- **MATERIAL SUPPLIED**
####################
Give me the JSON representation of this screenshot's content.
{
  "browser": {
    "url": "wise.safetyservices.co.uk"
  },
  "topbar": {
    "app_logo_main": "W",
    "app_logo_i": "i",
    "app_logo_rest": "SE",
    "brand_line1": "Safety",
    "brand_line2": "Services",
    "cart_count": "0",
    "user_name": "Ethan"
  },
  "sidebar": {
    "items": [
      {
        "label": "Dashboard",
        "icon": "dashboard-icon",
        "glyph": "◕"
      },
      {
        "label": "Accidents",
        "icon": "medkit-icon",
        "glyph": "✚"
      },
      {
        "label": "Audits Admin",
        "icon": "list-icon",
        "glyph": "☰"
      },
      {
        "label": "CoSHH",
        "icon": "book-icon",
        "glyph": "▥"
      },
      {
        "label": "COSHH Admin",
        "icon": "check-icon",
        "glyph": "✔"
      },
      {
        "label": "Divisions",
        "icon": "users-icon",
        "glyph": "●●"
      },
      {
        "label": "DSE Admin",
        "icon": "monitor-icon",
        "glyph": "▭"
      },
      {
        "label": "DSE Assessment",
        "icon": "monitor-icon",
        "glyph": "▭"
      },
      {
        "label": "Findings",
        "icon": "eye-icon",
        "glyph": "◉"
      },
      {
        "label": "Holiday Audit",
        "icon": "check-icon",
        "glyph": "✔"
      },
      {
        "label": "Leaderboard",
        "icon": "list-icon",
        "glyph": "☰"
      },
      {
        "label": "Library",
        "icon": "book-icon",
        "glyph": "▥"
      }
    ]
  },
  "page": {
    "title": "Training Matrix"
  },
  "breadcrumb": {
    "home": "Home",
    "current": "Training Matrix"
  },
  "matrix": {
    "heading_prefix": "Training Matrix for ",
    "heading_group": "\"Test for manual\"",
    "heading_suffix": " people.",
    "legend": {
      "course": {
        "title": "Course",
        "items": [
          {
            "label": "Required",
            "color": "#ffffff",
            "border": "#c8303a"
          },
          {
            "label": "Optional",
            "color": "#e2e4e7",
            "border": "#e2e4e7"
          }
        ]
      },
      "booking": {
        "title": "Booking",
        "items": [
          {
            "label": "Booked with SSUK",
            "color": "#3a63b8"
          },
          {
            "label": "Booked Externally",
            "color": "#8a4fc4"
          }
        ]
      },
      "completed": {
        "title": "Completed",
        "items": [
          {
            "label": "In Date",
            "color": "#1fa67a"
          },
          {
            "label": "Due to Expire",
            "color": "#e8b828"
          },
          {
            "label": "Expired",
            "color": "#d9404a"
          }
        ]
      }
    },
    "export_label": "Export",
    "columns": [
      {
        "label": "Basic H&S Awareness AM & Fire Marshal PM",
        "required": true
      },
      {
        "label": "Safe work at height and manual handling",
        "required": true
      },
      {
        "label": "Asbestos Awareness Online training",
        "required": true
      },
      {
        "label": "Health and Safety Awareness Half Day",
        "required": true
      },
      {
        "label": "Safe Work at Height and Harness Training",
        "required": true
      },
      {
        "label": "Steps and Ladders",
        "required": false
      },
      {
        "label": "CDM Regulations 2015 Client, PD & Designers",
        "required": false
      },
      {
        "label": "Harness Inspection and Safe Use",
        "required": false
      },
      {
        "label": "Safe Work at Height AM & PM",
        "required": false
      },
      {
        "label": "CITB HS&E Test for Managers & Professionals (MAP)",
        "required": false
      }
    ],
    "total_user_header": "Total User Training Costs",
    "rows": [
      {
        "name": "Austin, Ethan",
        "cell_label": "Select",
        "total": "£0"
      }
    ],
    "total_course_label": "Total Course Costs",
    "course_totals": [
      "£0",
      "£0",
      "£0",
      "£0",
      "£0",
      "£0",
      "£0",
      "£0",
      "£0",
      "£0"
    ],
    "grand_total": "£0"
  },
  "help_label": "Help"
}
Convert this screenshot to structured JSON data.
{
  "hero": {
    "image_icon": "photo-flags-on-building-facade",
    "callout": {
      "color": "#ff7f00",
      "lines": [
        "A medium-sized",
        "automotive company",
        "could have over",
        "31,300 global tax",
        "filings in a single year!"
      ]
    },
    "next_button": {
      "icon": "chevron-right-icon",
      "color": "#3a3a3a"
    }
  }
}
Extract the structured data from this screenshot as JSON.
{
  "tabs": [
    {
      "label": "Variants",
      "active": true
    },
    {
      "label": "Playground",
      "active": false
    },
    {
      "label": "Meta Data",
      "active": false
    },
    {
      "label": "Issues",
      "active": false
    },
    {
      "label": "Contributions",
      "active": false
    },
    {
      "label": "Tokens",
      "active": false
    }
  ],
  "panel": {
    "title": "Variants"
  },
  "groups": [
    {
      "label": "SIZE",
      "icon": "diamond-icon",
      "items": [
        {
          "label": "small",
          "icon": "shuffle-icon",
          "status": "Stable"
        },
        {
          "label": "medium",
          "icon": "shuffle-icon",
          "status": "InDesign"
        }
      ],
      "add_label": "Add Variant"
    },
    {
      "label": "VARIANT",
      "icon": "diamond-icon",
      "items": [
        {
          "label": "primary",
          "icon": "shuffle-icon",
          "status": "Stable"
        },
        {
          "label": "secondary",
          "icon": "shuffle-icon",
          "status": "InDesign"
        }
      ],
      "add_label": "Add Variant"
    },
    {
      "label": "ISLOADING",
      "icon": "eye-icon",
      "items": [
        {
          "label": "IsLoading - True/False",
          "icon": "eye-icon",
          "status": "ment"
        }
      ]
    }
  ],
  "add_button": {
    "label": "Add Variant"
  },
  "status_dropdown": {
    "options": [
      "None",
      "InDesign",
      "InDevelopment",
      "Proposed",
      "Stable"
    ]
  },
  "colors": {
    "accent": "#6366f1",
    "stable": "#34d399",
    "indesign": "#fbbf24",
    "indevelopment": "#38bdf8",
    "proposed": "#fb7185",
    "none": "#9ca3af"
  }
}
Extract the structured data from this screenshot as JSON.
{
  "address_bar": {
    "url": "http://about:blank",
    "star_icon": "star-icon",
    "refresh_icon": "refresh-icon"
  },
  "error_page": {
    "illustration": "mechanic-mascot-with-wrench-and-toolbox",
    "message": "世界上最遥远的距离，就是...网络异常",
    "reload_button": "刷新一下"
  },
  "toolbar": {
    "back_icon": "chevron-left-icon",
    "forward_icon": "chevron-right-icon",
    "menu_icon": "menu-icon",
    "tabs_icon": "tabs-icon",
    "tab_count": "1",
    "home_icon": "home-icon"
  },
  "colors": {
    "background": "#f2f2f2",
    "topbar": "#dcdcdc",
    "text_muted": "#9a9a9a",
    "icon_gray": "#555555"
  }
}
####################
- **PROBLEM**
Copy every line from the records above that contains the word "screenshot".

- **ANSWER TO THIS TASK**
Give me the JSON representation of this screenshot's content.
Convert this screenshot to structured JSON data.
Extract the structured data from this screenshot as JSON.
Extract the structured data from this screenshot as JSON.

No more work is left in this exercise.